> _SET PROBLEM_
Scan the lines below for the string "Mardons" and copy every one that has it.
>>>
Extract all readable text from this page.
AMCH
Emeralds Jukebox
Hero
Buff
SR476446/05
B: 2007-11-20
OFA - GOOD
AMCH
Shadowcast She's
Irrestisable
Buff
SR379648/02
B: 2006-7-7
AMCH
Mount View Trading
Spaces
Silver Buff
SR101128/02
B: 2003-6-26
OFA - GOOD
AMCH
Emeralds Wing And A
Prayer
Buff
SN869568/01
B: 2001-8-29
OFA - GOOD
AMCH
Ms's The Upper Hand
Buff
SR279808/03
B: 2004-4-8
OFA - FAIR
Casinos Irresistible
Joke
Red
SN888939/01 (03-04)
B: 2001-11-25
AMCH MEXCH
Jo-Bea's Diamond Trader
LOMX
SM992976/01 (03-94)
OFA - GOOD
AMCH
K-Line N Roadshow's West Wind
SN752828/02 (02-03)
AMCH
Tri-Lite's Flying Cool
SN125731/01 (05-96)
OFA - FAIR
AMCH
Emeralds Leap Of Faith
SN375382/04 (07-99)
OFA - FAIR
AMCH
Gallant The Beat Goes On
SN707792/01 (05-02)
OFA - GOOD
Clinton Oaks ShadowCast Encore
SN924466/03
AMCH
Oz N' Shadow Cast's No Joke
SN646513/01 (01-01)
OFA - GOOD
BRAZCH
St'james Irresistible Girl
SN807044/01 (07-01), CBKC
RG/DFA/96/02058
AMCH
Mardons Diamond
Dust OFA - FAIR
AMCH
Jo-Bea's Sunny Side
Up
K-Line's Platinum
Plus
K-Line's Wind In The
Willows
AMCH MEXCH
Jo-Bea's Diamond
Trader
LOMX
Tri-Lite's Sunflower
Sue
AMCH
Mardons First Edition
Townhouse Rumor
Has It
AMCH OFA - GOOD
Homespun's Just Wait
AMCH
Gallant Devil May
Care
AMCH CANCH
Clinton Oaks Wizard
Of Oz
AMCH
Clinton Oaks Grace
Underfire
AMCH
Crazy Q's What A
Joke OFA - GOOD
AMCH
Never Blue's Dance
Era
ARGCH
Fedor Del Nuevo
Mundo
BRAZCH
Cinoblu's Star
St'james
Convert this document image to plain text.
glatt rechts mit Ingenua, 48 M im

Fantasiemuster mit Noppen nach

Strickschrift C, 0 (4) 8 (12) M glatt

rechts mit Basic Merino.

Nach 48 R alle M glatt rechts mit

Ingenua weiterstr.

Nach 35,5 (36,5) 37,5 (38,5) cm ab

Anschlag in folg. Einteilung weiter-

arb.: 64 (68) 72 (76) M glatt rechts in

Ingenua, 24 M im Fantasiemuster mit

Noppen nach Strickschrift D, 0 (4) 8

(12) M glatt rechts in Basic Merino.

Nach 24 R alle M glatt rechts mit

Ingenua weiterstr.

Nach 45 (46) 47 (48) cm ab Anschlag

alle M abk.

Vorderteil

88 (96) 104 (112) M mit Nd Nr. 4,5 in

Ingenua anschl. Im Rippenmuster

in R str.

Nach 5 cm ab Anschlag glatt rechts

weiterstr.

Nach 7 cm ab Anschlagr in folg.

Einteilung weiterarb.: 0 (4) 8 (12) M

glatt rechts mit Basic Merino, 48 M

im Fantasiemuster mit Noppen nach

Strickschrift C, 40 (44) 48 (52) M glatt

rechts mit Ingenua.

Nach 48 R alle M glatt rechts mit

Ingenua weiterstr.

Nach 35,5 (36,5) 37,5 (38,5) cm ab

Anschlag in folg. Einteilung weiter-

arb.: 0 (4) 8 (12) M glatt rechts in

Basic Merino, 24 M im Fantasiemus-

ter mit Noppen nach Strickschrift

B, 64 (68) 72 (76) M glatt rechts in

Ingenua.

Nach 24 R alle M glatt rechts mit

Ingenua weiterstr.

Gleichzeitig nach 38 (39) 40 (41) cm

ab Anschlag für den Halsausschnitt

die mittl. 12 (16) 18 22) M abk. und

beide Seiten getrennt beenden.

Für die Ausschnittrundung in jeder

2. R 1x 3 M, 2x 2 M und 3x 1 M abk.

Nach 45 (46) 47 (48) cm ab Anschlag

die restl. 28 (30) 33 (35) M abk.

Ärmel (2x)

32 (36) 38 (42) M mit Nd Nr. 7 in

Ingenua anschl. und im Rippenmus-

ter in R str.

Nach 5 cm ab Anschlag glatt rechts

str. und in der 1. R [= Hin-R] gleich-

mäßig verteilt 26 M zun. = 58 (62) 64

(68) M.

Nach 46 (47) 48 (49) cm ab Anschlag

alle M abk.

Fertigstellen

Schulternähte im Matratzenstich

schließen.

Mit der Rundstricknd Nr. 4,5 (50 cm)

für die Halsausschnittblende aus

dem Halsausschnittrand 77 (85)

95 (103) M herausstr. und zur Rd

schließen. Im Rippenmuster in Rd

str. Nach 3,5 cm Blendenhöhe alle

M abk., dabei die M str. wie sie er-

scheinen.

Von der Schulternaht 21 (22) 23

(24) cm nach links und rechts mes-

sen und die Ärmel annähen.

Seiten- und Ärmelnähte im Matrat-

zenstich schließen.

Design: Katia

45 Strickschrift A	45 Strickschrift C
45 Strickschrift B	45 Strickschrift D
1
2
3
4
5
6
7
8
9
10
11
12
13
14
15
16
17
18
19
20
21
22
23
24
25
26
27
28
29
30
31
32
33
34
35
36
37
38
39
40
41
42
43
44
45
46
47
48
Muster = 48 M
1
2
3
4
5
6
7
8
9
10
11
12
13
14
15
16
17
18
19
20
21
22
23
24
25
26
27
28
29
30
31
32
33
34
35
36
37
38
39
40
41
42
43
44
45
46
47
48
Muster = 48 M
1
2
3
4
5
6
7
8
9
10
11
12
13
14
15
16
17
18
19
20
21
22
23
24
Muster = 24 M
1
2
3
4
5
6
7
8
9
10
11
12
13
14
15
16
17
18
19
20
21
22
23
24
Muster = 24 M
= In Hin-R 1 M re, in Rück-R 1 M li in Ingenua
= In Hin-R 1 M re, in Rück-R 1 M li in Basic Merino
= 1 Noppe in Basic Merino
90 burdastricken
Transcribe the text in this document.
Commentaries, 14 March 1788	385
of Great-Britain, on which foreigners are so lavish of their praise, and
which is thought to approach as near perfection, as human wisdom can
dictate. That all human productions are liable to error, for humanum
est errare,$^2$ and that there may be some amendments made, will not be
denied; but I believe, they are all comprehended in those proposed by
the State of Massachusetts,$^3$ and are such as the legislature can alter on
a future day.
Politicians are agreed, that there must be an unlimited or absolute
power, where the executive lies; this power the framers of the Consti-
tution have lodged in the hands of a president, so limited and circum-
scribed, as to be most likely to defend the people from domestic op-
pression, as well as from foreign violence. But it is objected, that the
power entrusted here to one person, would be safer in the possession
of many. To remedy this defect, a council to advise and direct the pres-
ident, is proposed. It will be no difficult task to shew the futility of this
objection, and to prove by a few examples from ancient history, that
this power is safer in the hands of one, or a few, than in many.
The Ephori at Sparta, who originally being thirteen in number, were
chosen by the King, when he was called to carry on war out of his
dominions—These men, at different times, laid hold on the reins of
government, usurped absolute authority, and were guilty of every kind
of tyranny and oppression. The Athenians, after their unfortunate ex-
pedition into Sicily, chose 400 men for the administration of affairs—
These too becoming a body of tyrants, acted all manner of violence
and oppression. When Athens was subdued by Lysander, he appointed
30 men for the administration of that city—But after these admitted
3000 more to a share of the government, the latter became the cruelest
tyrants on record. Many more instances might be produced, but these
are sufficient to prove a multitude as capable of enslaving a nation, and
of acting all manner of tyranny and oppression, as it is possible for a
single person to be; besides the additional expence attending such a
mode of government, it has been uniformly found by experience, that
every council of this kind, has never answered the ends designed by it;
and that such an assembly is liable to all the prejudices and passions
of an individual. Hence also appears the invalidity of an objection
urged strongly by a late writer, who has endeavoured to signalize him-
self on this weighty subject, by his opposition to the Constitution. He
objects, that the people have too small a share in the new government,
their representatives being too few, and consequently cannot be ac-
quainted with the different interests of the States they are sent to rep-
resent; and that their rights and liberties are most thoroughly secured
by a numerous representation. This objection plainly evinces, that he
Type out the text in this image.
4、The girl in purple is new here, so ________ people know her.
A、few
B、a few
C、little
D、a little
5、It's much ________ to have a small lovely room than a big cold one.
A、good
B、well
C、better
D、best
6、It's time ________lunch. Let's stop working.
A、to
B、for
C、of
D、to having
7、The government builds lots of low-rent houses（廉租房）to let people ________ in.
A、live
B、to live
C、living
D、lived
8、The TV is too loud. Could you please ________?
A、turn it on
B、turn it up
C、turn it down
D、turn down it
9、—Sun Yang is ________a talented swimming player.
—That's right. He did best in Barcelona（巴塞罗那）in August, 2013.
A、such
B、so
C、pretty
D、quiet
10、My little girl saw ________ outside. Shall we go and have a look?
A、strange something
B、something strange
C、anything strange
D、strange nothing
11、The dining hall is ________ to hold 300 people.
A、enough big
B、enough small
<<<
> _WRITTEN ANSWER_
Mardons Diamond
Mardons First Edition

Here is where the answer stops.